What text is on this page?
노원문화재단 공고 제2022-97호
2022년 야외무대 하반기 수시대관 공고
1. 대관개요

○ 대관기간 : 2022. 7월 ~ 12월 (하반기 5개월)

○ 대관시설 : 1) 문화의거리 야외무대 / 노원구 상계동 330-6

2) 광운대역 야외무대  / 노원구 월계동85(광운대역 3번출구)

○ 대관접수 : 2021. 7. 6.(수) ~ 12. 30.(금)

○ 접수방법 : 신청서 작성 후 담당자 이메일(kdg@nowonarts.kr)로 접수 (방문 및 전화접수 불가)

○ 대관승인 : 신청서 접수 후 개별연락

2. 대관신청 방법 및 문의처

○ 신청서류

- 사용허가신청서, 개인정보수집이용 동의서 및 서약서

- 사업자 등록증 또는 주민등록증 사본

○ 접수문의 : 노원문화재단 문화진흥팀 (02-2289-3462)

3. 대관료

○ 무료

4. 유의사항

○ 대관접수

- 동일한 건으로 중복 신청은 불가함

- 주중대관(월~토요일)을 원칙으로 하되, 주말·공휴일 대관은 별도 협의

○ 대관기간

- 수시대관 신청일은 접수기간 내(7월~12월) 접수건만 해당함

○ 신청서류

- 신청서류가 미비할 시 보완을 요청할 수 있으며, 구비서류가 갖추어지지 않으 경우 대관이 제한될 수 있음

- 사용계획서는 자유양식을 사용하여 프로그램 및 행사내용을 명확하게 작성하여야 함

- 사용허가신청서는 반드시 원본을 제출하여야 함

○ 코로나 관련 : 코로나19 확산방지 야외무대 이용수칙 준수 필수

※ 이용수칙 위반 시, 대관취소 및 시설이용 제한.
= = =
[STATED PROBLEM] Exactly reproduce all of the entries.

[FULL SOLUTION]
What text is on this page?
노원문화재단 공고 제2022-97호
2022년 야외무대 하반기 수시대관 공고
1. 대관개요

○ 대관기간 : 2022. 7월 ~ 12월 (하반기 5개월)

○ 대관시설 : 1) 문화의거리 야외무대 / 노원구 상계동 330-6

2) 광운대역 야외무대  / 노원구 월계동85(광운대역 3번출구)

○ 대관접수 : 2021. 7. 6.(수) ~ 12. 30.(금)

○ 접수방법 : 신청서 작성 후 담당자 이메일(kdg@nowonarts.kr)로 접수 (방문 및 전화접수 불가)

○ 대관승인 : 신청서 접수 후 개별연락

2. 대관신청 방법 및 문의처

○ 신청서류

- 사용허가신청서, 개인정보수집이용 동의서 및 서약서

- 사업자 등록증 또는 주민등록증 사본

○ 접수문의 : 노원문화재단 문화진흥팀 (02-2289-3462)

3. 대관료

○ 무료

4. 유의사항

○ 대관접수

- 동일한 건으로 중복 신청은 불가함

- 주중대관(월~토요일)을 원칙으로 하되, 주말·공휴일 대관은 별도 협의

○ 대관기간

- 수시대관 신청일은 접수기간 내(7월~12월) 접수건만 해당함

○ 신청서류

- 신청서류가 미비할 시 보완을 요청할 수 있으며, 구비서류가 갖추어지지 않으 경우 대관이 제한될 수 있음

- 사용계획서는 자유양식을 사용하여 프로그램 및 행사내용을 명확하게 작성하여야 함

- 사용허가신청서는 반드시 원본을 제출하여야 함

○ 코로나 관련 : 코로나19 확산방지 야외무대 이용수칙 준수 필수

※ 이용수칙 위반 시, 대관취소 및 시설이용 제한.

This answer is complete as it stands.